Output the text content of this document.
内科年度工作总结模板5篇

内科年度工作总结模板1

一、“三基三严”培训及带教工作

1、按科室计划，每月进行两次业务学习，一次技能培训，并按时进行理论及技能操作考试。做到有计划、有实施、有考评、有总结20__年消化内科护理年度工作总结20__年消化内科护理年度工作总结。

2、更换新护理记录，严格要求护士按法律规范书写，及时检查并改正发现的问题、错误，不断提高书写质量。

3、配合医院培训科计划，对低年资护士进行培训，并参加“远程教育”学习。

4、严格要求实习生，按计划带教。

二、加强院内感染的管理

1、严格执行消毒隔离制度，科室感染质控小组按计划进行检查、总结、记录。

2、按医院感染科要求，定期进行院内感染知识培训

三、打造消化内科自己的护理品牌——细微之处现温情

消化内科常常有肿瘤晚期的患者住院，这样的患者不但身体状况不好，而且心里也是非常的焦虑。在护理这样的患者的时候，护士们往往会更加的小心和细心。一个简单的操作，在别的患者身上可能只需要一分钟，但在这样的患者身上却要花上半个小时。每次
______
* BRIEF: The listing above must be transcribed exactly, line by line.

* TASK OUTPUT:
Output the text content of this document.
内科年度工作总结模板5篇

内科年度工作总结模板1

一、“三基三严”培训及带教工作

1、按科室计划，每月进行两次业务学习，一次技能培训，并按时进行理论及技能操作考试。做到有计划、有实施、有考评、有总结20__年消化内科护理年度工作总结20__年消化内科护理年度工作总结。

2、更换新护理记录，严格要求护士按法律规范书写，及时检查并改正发现的问题、错误，不断提高书写质量。

3、配合医院培训科计划，对低年资护士进行培训，并参加“远程教育”学习。

4、严格要求实习生，按计划带教。

二、加强院内感染的管理

1、严格执行消毒隔离制度，科室感染质控小组按计划进行检查、总结、记录。

2、按医院感染科要求，定期进行院内感染知识培训

三、打造消化内科自己的护理品牌——细微之处现温情

消化内科常常有肿瘤晚期的患者住院，这样的患者不但身体状况不好，而且心里也是非常的焦虑。在护理这样的患者的时候，护士们往往会更加的小心和细心。一个简单的操作，在别的患者身上可能只需要一分钟，但在这样的患者身上却要花上半个小时。每次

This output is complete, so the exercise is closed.